** EXERCISE INSTRUCTIONS **
Lines that hold the word "Height" should be located and copied.

Start GIVEN INFORMATION

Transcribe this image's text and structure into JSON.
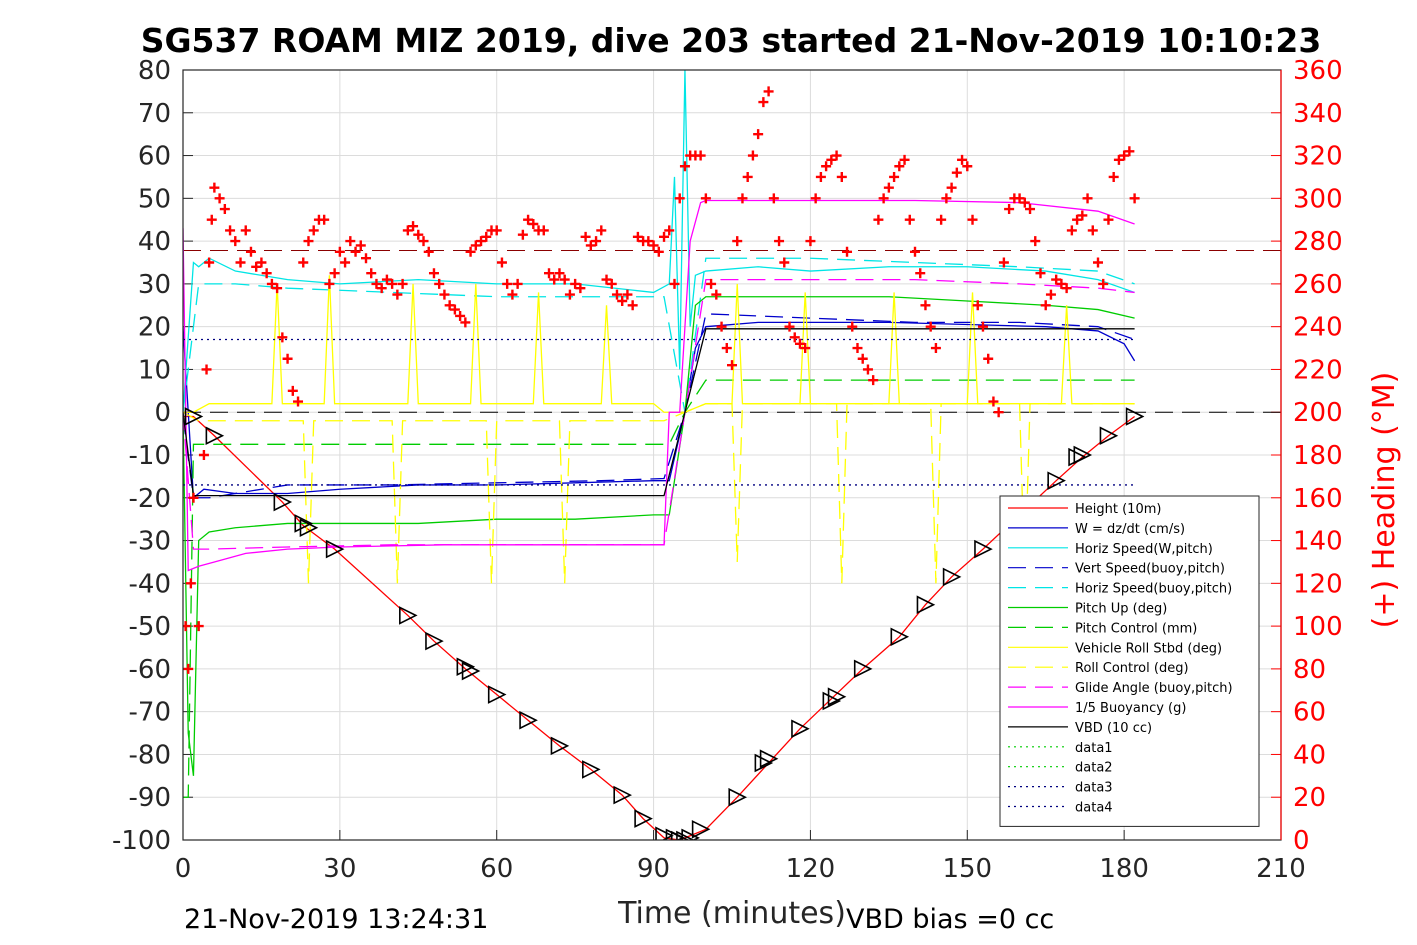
{
  "chart_data": {
    "type": "line",
    "title": "SG537 ROAM MIZ 2019, dive 203 started 21-Nov-2019 10:10:23",
    "xlabel": "Time (minutes)",
    "ylabel": "",
    "ylabel_right": "(+) Heading (°M)",
    "xlim": [
      0,
      210
    ],
    "ylim": [
      -100,
      80
    ],
    "ylim_right": [
      0,
      360
    ],
    "x_ticks": [
      "0",
      "30",
      "60",
      "90",
      "120",
      "150",
      "180",
      "210"
    ],
    "y_ticks": [
      "80",
      "70",
      "60",
      "50",
      "40",
      "30",
      "20",
      "10",
      "0",
      "-10",
      "-20",
      "-30",
      "-40",
      "-50",
      "-60",
      "-70",
      "-80",
      "-90",
      "-100"
    ],
    "y_ticks_right": [
      "360",
      "340",
      "320",
      "300",
      "280",
      "260",
      "240",
      "220",
      "200",
      "180",
      "160",
      "140",
      "120",
      "100",
      "80",
      "60",
      "40",
      "20",
      "0"
    ],
    "grid": true,
    "legend_position": "bottom-right",
    "footer_left": "21-Nov-2019 13:24:31",
    "footer_right": "VBD bias =0 cc",
    "series": [
      {
        "name": "Height (10m)",
        "color": "#ff0000",
        "style": "solid",
        "x": [
          0,
          2,
          6,
          19,
          23,
          29,
          43,
          48,
          54,
          60,
          66,
          72,
          78,
          84,
          88,
          92,
          95,
          97,
          100,
          106,
          112,
          118,
          124,
          130,
          137,
          142,
          147,
          153,
          160,
          167,
          172,
          177,
          182
        ],
        "y": [
          -1,
          -1,
          -5.5,
          -21,
          -26.5,
          -32,
          -47.5,
          -53.5,
          -60,
          -66,
          -72,
          -78,
          -83.5,
          -89.5,
          -95,
          -99.5,
          -100,
          -99,
          -97.5,
          -90,
          -82,
          -74,
          -67,
          -60,
          -52.5,
          -45,
          -38.5,
          -32,
          -24,
          -16,
          -10.5,
          -5.5,
          -1
        ]
      },
      {
        "name": "W = dz/dt (cm/s)",
        "color": "#0000cc",
        "style": "solid",
        "x": [
          0,
          1,
          2,
          4,
          10,
          20,
          30,
          45,
          60,
          75,
          90,
          93,
          96,
          98,
          100,
          110,
          120,
          135,
          150,
          165,
          175,
          180,
          182
        ],
        "y": [
          20,
          0,
          -20,
          -18,
          -19,
          -19,
          -18,
          -17,
          -17,
          -16.5,
          -16,
          -16,
          0,
          15,
          20,
          21,
          21,
          21,
          20.5,
          20,
          19,
          16,
          12
        ]
      },
      {
        "name": "Horiz Speed(W,pitch)",
        "color": "#00e5e5",
        "style": "solid",
        "x": [
          0,
          2,
          3,
          5,
          10,
          20,
          30,
          45,
          60,
          75,
          90,
          93,
          94,
          95,
          96,
          97,
          98,
          100,
          110,
          120,
          135,
          150,
          165,
          175,
          182
        ],
        "y": [
          0,
          35,
          34,
          36,
          33,
          31,
          30,
          31,
          30,
          30,
          28,
          30,
          55,
          10,
          80,
          20,
          32,
          33,
          34,
          33,
          34,
          34,
          33,
          31,
          28
        ]
      },
      {
        "name": "Vert Speed(buoy,pitch)",
        "color": "#0000cc",
        "style": "dashed",
        "x": [
          0,
          2,
          5,
          20,
          40,
          60,
          80,
          92,
          96,
          100,
          120,
          140,
          160,
          175,
          182
        ],
        "y": [
          -1,
          -20,
          -20,
          -17,
          -17,
          -16.5,
          -16,
          -15.5,
          0,
          23,
          22,
          21,
          21,
          20,
          17
        ]
      },
      {
        "name": "Horiz Speed(buoy,pitch)",
        "color": "#00e5e5",
        "style": "dashed",
        "x": [
          0,
          3,
          10,
          20,
          40,
          60,
          80,
          92,
          96,
          100,
          120,
          140,
          160,
          175,
          182
        ],
        "y": [
          0,
          30,
          30,
          29,
          28,
          27,
          27,
          27,
          0,
          36,
          36,
          35,
          34,
          33,
          30
        ]
      },
      {
        "name": "Pitch Up (deg)",
        "color": "#00cc00",
        "style": "solid",
        "x": [
          0,
          1,
          2,
          3,
          5,
          10,
          20,
          30,
          45,
          60,
          75,
          90,
          93,
          96,
          98,
          100,
          110,
          120,
          135,
          150,
          165,
          175,
          182
        ],
        "y": [
          0,
          -75,
          -85,
          -30,
          -28,
          -27,
          -26,
          -26,
          -26,
          -25,
          -25,
          -24,
          -24,
          0,
          25,
          27,
          27,
          27,
          27,
          26,
          25,
          24,
          22
        ]
      },
      {
        "name": "Pitch Control (mm)",
        "color": "#00cc00",
        "style": "dashed",
        "x": [
          0,
          1,
          2,
          5,
          30,
          60,
          92,
          93,
          96,
          100,
          130,
          160,
          182
        ],
        "y": [
          -90,
          -90,
          -7.5,
          -7.5,
          -7.5,
          -7.5,
          -7.5,
          -7.5,
          0,
          7.5,
          7.5,
          7.5,
          7.5
        ]
      },
      {
        "name": "Vehicle Roll Stbd (deg)",
        "color": "#ffff00",
        "style": "solid",
        "x": [
          0,
          2,
          5,
          17,
          18,
          19,
          20,
          27,
          28,
          29,
          43,
          44,
          45,
          55,
          56,
          57,
          67,
          68,
          69,
          80,
          81,
          82,
          90,
          92,
          96,
          100,
          105,
          106,
          107,
          118,
          119,
          120,
          135,
          136,
          137,
          150,
          151,
          152,
          168,
          169,
          170,
          182
        ],
        "y": [
          0,
          0,
          2,
          2,
          30,
          2,
          2,
          2,
          32,
          2,
          2,
          30,
          2,
          2,
          30,
          2,
          2,
          28,
          2,
          2,
          25,
          2,
          2,
          0,
          0,
          2,
          2,
          30,
          2,
          2,
          28,
          2,
          2,
          28,
          2,
          2,
          28,
          2,
          2,
          25,
          2,
          2
        ]
      },
      {
        "name": "Roll Control (deg)",
        "color": "#ffff00",
        "style": "dashed",
        "x": [
          0,
          3,
          6,
          23,
          24,
          25,
          40,
          41,
          42,
          58,
          59,
          60,
          72,
          73,
          74,
          92,
          96,
          100,
          105,
          106,
          107,
          125,
          126,
          127,
          143,
          144,
          145,
          160,
          161,
          162,
          182
        ],
        "y": [
          0,
          -2,
          -2,
          -2,
          -40,
          -2,
          -2,
          -40,
          -2,
          -2,
          -40,
          -2,
          -2,
          -40,
          -2,
          -2,
          0,
          2,
          2,
          -35,
          2,
          2,
          -40,
          2,
          2,
          -40,
          2,
          2,
          -40,
          2,
          2
        ]
      },
      {
        "name": "Glide Angle (buoy,pitch)",
        "color": "#ff00ff",
        "style": "dashed",
        "x": [
          0,
          2,
          5,
          20,
          40,
          60,
          80,
          92,
          96,
          100,
          120,
          140,
          160,
          175,
          182
        ],
        "y": [
          0,
          -32,
          -32,
          -31.5,
          -31,
          -31,
          -31,
          -31,
          0,
          31,
          31,
          31,
          30,
          29,
          28
        ]
      },
      {
        "name": "1/5 Buoyancy (g)",
        "color": "#ff00ff",
        "style": "solid",
        "x": [
          0,
          1,
          3,
          6,
          12,
          20,
          30,
          50,
          70,
          92,
          93,
          95,
          97,
          99,
          100,
          120,
          140,
          160,
          175,
          182
        ],
        "y": [
          43,
          -37,
          -36,
          -35,
          -33,
          -32,
          -31.5,
          -31,
          -31,
          -31,
          0,
          0,
          40,
          49,
          49.5,
          49.5,
          49.5,
          49,
          47,
          44
        ]
      },
      {
        "name": "VBD (10 cc)",
        "color": "#000000",
        "style": "solid",
        "x": [
          0,
          2,
          5,
          30,
          60,
          92,
          96,
          100,
          130,
          160,
          182
        ],
        "y": [
          0,
          -19.5,
          -19.5,
          -19.5,
          -19.5,
          -19.5,
          0,
          19.5,
          19.5,
          19.5,
          19.5
        ]
      },
      {
        "name": "data1",
        "color": "#00cc00",
        "style": "dotted",
        "x": [],
        "y": []
      },
      {
        "name": "data2",
        "color": "#00cc00",
        "style": "dotted",
        "x": [],
        "y": []
      },
      {
        "name": "data3",
        "color": "#000080",
        "style": "dotted",
        "x": [
          0,
          182
        ],
        "y": [
          17,
          17
        ]
      },
      {
        "name": "data4",
        "color": "#000080",
        "style": "dotted",
        "x": [
          0,
          182
        ],
        "y": [
          -17,
          -17
        ]
      }
    ],
    "reference_lines": [
      {
        "color": "#8b0000",
        "style": "dashed",
        "y": 37.8
      },
      {
        "color": "#000000",
        "style": "dashed",
        "y": 0
      }
    ],
    "heading": {
      "name": "(+) Heading (°M)",
      "color": "#ff0000",
      "marker": "+",
      "axis": "right",
      "x": [
        0.5,
        1,
        1.5,
        2,
        3,
        4,
        4.5,
        5,
        5.5,
        6,
        7,
        8,
        9,
        10,
        11,
        12,
        13,
        14,
        15,
        16,
        17,
        18,
        19,
        20,
        21,
        22,
        23,
        24,
        25,
        26,
        27,
        28,
        29,
        30,
        31,
        32,
        33,
        34,
        35,
        36,
        37,
        38,
        39,
        40,
        41,
        42,
        43,
        44,
        45,
        46,
        47,
        48,
        49,
        50,
        51,
        52,
        53,
        54,
        55,
        56,
        57,
        58,
        59,
        60,
        61,
        62,
        63,
        64,
        65,
        66,
        67,
        68,
        69,
        70,
        71,
        72,
        73,
        74,
        75,
        76,
        77,
        78,
        79,
        80,
        81,
        82,
        83,
        84,
        85,
        86,
        87,
        88,
        89,
        90,
        91,
        92,
        93,
        94,
        95,
        96,
        97,
        98,
        99,
        100,
        101,
        102,
        103,
        104,
        105,
        106,
        107,
        108,
        109,
        110,
        111,
        112,
        113,
        114,
        115,
        116,
        117,
        118,
        119,
        120,
        121,
        122,
        123,
        124,
        125,
        126,
        127,
        128,
        129,
        130,
        131,
        132,
        133,
        134,
        135,
        136,
        137,
        138,
        139,
        140,
        141,
        142,
        143,
        144,
        145,
        146,
        147,
        148,
        149,
        150,
        151,
        152,
        153,
        154,
        155,
        156,
        157,
        158,
        159,
        160,
        161,
        162,
        163,
        164,
        165,
        166,
        167,
        168,
        169,
        170,
        171,
        172,
        173,
        174,
        175,
        176,
        177,
        178,
        179,
        180,
        181,
        182
      ],
      "y": [
        100,
        80,
        120,
        160,
        100,
        180,
        220,
        270,
        290,
        305,
        300,
        295,
        285,
        280,
        270,
        285,
        275,
        268,
        270,
        265,
        260,
        258,
        235,
        225,
        210,
        205,
        270,
        280,
        285,
        290,
        290,
        260,
        265,
        275,
        270,
        280,
        275,
        278,
        272,
        265,
        260,
        258,
        262,
        260,
        255,
        260,
        285,
        287,
        283,
        280,
        275,
        265,
        260,
        255,
        250,
        248,
        245,
        242,
        275,
        278,
        280,
        282,
        285,
        285,
        270,
        260,
        255,
        260,
        283,
        290,
        288,
        285,
        285,
        265,
        262,
        265,
        262,
        255,
        260,
        258,
        282,
        278,
        280,
        285,
        262,
        260,
        255,
        252,
        255,
        250,
        282,
        280,
        280,
        278,
        275,
        282,
        285,
        260,
        300,
        315,
        320,
        320,
        320,
        300,
        260,
        255,
        240,
        230,
        222,
        280,
        300,
        310,
        320,
        330,
        345,
        350,
        300,
        280,
        270,
        240,
        235,
        232,
        230,
        280,
        300,
        310,
        315,
        318,
        320,
        310,
        275,
        240,
        230,
        225,
        220,
        215,
        290,
        300,
        305,
        310,
        315,
        318,
        290,
        275,
        265,
        250,
        240,
        230,
        290,
        300,
        305,
        312,
        318,
        315,
        290,
        250,
        240,
        225,
        205,
        200,
        270,
        295,
        300,
        300,
        298,
        295,
        280,
        265,
        250,
        255,
        262,
        260,
        258,
        285,
        290,
        292,
        300,
        285,
        270,
        260,
        290,
        310,
        318,
        320,
        322,
        300
      ]
    },
    "depth_markers": {
      "name": "Height (10m) markers",
      "color": "#000000",
      "x": [
        2,
        6,
        19,
        23,
        24,
        29,
        43,
        48,
        54,
        55,
        60,
        66,
        72,
        78,
        84,
        88,
        92,
        94,
        95,
        96,
        97,
        99,
        106,
        111,
        112,
        118,
        124,
        125,
        130,
        137,
        142,
        147,
        153,
        160,
        167,
        171,
        172,
        177,
        182
      ],
      "y": [
        -1,
        -5.5,
        -21,
        -26,
        -27,
        -32,
        -47.5,
        -53.5,
        -59.5,
        -60.5,
        -66,
        -72,
        -78,
        -83.5,
        -89.5,
        -95,
        -99,
        -99.5,
        -100,
        -100,
        -99.5,
        -97.5,
        -90,
        -82,
        -81,
        -74,
        -67.5,
        -66.5,
        -60,
        -52.5,
        -45,
        -38.5,
        -32,
        -24,
        -16,
        -10.5,
        -10,
        -5.5,
        -1
      ]
    }
  }
}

End GIVEN INFORMATION

** EXPECTED ANSWER **
        "name": "Height (10m)",
      "name": "Height (10m) markers",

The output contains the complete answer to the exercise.